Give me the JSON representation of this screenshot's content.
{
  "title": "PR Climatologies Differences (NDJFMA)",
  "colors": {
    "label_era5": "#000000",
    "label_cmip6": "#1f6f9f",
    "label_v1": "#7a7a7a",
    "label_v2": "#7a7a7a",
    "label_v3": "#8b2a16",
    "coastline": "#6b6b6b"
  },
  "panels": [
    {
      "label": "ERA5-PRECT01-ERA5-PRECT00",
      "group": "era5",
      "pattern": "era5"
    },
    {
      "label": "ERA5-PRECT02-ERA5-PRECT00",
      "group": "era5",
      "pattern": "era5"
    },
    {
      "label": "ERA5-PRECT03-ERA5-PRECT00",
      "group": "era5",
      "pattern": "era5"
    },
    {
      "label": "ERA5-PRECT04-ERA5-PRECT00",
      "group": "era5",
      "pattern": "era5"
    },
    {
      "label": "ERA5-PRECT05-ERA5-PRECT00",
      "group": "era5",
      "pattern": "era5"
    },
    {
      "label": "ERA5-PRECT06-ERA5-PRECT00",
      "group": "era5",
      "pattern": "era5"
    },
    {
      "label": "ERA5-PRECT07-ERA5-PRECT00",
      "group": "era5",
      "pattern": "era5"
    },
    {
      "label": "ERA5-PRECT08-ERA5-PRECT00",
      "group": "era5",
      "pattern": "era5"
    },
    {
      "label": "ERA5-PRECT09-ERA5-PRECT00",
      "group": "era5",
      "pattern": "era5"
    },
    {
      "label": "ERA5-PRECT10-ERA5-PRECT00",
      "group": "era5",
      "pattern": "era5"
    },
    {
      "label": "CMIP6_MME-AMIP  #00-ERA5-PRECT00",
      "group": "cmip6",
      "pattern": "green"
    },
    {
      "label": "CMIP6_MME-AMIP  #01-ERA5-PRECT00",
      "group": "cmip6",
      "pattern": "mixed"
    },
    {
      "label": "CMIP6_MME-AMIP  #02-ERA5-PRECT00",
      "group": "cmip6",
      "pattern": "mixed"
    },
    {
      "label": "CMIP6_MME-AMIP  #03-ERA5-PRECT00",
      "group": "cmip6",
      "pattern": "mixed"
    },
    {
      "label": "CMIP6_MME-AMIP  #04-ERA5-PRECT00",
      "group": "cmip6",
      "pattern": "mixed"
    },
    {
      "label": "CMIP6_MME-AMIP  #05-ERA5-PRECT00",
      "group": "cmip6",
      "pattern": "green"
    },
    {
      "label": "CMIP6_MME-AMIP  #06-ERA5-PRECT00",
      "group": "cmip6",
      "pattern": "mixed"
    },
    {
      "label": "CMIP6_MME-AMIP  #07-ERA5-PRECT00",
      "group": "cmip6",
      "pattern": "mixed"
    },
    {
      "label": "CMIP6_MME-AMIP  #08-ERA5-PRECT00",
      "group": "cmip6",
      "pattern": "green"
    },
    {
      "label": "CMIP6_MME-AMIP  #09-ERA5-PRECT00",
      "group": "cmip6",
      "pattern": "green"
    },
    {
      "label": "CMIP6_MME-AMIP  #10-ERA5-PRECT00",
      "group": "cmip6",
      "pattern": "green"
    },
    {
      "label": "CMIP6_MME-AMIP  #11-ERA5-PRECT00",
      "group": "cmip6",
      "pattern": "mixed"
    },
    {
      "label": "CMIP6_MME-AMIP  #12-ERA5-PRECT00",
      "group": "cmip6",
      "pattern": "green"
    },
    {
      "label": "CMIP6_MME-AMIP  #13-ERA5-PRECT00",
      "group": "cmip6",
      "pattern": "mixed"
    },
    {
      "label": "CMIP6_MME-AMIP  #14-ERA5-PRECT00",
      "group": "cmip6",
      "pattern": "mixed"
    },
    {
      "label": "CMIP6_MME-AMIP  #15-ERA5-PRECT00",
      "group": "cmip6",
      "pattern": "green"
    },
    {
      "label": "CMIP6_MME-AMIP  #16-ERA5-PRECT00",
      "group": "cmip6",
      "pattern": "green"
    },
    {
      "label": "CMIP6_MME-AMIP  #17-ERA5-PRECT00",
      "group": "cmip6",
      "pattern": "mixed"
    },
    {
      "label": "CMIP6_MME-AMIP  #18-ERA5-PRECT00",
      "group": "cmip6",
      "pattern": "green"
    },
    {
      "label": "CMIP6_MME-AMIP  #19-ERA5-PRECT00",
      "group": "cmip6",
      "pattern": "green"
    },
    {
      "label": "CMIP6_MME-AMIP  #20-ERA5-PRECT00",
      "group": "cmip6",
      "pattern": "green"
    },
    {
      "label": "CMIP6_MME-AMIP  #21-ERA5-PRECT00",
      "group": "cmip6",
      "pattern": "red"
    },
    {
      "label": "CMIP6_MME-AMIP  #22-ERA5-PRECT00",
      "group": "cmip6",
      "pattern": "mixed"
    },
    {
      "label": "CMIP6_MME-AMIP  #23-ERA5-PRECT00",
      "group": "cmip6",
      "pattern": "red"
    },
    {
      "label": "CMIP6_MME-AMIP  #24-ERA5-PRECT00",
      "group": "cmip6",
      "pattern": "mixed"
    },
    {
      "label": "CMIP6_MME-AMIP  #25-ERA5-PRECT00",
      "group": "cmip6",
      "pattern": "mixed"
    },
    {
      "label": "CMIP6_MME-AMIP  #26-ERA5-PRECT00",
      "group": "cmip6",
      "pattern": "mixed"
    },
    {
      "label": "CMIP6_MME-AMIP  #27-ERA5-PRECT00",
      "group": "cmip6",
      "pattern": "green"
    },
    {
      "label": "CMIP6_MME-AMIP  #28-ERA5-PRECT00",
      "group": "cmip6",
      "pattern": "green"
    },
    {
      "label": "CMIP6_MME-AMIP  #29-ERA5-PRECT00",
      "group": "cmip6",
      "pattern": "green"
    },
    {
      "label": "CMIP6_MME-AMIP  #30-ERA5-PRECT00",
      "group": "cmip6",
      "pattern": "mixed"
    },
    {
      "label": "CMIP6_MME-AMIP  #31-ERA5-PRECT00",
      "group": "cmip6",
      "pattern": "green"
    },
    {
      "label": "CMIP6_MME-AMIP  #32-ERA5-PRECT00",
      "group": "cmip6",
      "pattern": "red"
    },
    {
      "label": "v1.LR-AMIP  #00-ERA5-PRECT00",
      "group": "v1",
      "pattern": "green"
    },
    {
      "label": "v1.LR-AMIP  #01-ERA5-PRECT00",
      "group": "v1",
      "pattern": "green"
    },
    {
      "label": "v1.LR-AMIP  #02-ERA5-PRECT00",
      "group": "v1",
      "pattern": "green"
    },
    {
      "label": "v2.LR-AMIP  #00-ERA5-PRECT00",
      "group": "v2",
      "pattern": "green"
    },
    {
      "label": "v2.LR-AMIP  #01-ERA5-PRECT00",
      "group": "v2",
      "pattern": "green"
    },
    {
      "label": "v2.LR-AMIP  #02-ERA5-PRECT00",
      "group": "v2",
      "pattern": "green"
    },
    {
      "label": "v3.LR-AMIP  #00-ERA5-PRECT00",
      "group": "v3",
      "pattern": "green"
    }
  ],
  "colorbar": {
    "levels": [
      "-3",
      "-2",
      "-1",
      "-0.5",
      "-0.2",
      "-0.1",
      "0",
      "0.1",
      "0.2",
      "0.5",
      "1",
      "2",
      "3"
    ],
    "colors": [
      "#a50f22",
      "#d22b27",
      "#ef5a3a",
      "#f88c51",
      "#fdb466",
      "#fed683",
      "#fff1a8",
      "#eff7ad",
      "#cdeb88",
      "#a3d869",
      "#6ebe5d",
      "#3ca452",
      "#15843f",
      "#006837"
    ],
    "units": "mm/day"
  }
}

□ □ □

### Exercise directions
Output every line above without altering anything.

### Solution to the problem
Give me the JSON representation of this screenshot's content.
{
  "title": "PR Climatologies Differences (NDJFMA)",
  "colors": {
    "label_era5": "#000000",
    "label_cmip6": "#1f6f9f",
    "label_v1": "#7a7a7a",
    "label_v2": "#7a7a7a",
    "label_v3": "#8b2a16",
    "coastline": "#6b6b6b"
  },
  "panels": [
    {
      "label": "ERA5-PRECT01-ERA5-PRECT00",
      "group": "era5",
      "pattern": "era5"
    },
    {
      "label": "ERA5-PRECT02-ERA5-PRECT00",
      "group": "era5",
      "pattern": "era5"
    },
    {
      "label": "ERA5-PRECT03-ERA5-PRECT00",
      "group": "era5",
      "pattern": "era5"
    },
    {
      "label": "ERA5-PRECT04-ERA5-PRECT00",
      "group": "era5",
      "pattern": "era5"
    },
    {
      "label": "ERA5-PRECT05-ERA5-PRECT00",
      "group": "era5",
      "pattern": "era5"
    },
    {
      "label": "ERA5-PRECT06-ERA5-PRECT00",
      "group": "era5",
      "pattern": "era5"
    },
    {
      "label": "ERA5-PRECT07-ERA5-PRECT00",
      "group": "era5",
      "pattern": "era5"
    },
    {
      "label": "ERA5-PRECT08-ERA5-PRECT00",
      "group": "era5",
      "pattern": "era5"
    },
    {
      "label": "ERA5-PRECT09-ERA5-PRECT00",
      "group": "era5",
      "pattern": "era5"
    },
    {
      "label": "ERA5-PRECT10-ERA5-PRECT00",
      "group": "era5",
      "pattern": "era5"
    },
    {
      "label": "CMIP6_MME-AMIP  #00-ERA5-PRECT00",
      "group": "cmip6",
      "pattern": "green"
    },
    {
      "label": "CMIP6_MME-AMIP  #01-ERA5-PRECT00",
      "group": "cmip6",
      "pattern": "mixed"
    },
    {
      "label": "CMIP6_MME-AMIP  #02-ERA5-PRECT00",
      "group": "cmip6",
      "pattern": "mixed"
    },
    {
      "label": "CMIP6_MME-AMIP  #03-ERA5-PRECT00",
      "group": "cmip6",
      "pattern": "mixed"
    },
    {
      "label": "CMIP6_MME-AMIP  #04-ERA5-PRECT00",
      "group": "cmip6",
      "pattern": "mixed"
    },
    {
      "label": "CMIP6_MME-AMIP  #05-ERA5-PRECT00",
      "group": "cmip6",
      "pattern": "green"
    },
    {
      "label": "CMIP6_MME-AMIP  #06-ERA5-PRECT00",
      "group": "cmip6",
      "pattern": "mixed"
    },
    {
      "label": "CMIP6_MME-AMIP  #07-ERA5-PRECT00",
      "group": "cmip6",
      "pattern": "mixed"
    },
    {
      "label": "CMIP6_MME-AMIP  #08-ERA5-PRECT00",
      "group": "cmip6",
      "pattern": "green"
    },
    {
      "label": "CMIP6_MME-AMIP  #09-ERA5-PRECT00",
      "group": "cmip6",
      "pattern": "green"
    },
    {
      "label": "CMIP6_MME-AMIP  #10-ERA5-PRECT00",
      "group": "cmip6",
      "pattern": "green"
    },
    {
      "label": "CMIP6_MME-AMIP  #11-ERA5-PRECT00",
      "group": "cmip6",
      "pattern": "mixed"
    },
    {
      "label": "CMIP6_MME-AMIP  #12-ERA5-PRECT00",
      "group": "cmip6",
      "pattern": "green"
    },
    {
      "label": "CMIP6_MME-AMIP  #13-ERA5-PRECT00",
      "group": "cmip6",
      "pattern": "mixed"
    },
    {
      "label": "CMIP6_MME-AMIP  #14-ERA5-PRECT00",
      "group": "cmip6",
      "pattern": "mixed"
    },
    {
      "label": "CMIP6_MME-AMIP  #15-ERA5-PRECT00",
      "group": "cmip6",
      "pattern": "green"
    },
    {
      "label": "CMIP6_MME-AMIP  #16-ERA5-PRECT00",
      "group": "cmip6",
      "pattern": "green"
    },
    {
      "label": "CMIP6_MME-AMIP  #17-ERA5-PRECT00",
      "group": "cmip6",
      "pattern": "mixed"
    },
    {
      "label": "CMIP6_MME-AMIP  #18-ERA5-PRECT00",
      "group": "cmip6",
      "pattern": "green"
    },
    {
      "label": "CMIP6_MME-AMIP  #19-ERA5-PRECT00",
      "group": "cmip6",
      "pattern": "green"
    },
    {
      "label": "CMIP6_MME-AMIP  #20-ERA5-PRECT00",
      "group": "cmip6",
      "pattern": "green"
    },
    {
      "label": "CMIP6_MME-AMIP  #21-ERA5-PRECT00",
      "group": "cmip6",
      "pattern": "red"
    },
    {
      "label": "CMIP6_MME-AMIP  #22-ERA5-PRECT00",
      "group": "cmip6",
      "pattern": "mixed"
    },
    {
      "label": "CMIP6_MME-AMIP  #23-ERA5-PRECT00",
      "group": "cmip6",
      "pattern": "red"
    },
    {
      "label": "CMIP6_MME-AMIP  #24-ERA5-PRECT00",
      "group": "cmip6",
      "pattern": "mixed"
    },
    {
      "label": "CMIP6_MME-AMIP  #25-ERA5-PRECT00",
      "group": "cmip6",
      "pattern": "mixed"
    },
    {
      "label": "CMIP6_MME-AMIP  #26-ERA5-PRECT00",
      "group": "cmip6",
      "pattern": "mixed"
    },
    {
      "label": "CMIP6_MME-AMIP  #27-ERA5-PRECT00",
      "group": "cmip6",
      "pattern": "green"
    },
    {
      "label": "CMIP6_MME-AMIP  #28-ERA5-PRECT00",
      "group": "cmip6",
      "pattern": "green"
    },
    {
      "label": "CMIP6_MME-AMIP  #29-ERA5-PRECT00",
      "group": "cmip6",
      "pattern": "green"
    },
    {
      "label": "CMIP6_MME-AMIP  #30-ERA5-PRECT00",
      "group": "cmip6",
      "pattern": "mixed"
    },
    {
      "label": "CMIP6_MME-AMIP  #31-ERA5-PRECT00",
      "group": "cmip6",
      "pattern": "green"
    },
    {
      "label": "CMIP6_MME-AMIP  #32-ERA5-PRECT00",
      "group": "cmip6",
      "pattern": "red"
    },
    {
      "label": "v1.LR-AMIP  #00-ERA5-PRECT00",
      "group": "v1",
      "pattern": "green"
    },
    {
      "label": "v1.LR-AMIP  #01-ERA5-PRECT00",
      "group": "v1",
      "pattern": "green"
    },
    {
      "label": "v1.LR-AMIP  #02-ERA5-PRECT00",
      "group": "v1",
      "pattern": "green"
    },
    {
      "label": "v2.LR-AMIP  #00-ERA5-PRECT00",
      "group": "v2",
      "pattern": "green"
    },
    {
      "label": "v2.LR-AMIP  #01-ERA5-PRECT00",
      "group": "v2",
      "pattern": "green"
    },
    {
      "label": "v2.LR-AMIP  #02-ERA5-PRECT00",
      "group": "v2",
      "pattern": "green"
    },
    {
      "label": "v3.LR-AMIP  #00-ERA5-PRECT00",
      "group": "v3",
      "pattern": "green"
    }
  ],
  "colorbar": {
    "levels": [
      "-3",
      "-2",
      "-1",
      "-0.5",
      "-0.2",
      "-0.1",
      "0",
      "0.1",
      "0.2",
      "0.5",
      "1",
      "2",
      "3"
    ],
    "colors": [
      "#a50f22",
      "#d22b27",
      "#ef5a3a",
      "#f88c51",
      "#fdb466",
      "#fed683",
      "#fff1a8",
      "#eff7ad",
      "#cdeb88",
      "#a3d869",
      "#6ebe5d",
      "#3ca452",
      "#15843f",
      "#006837"
    ],
    "units": "mm/day"
  }
}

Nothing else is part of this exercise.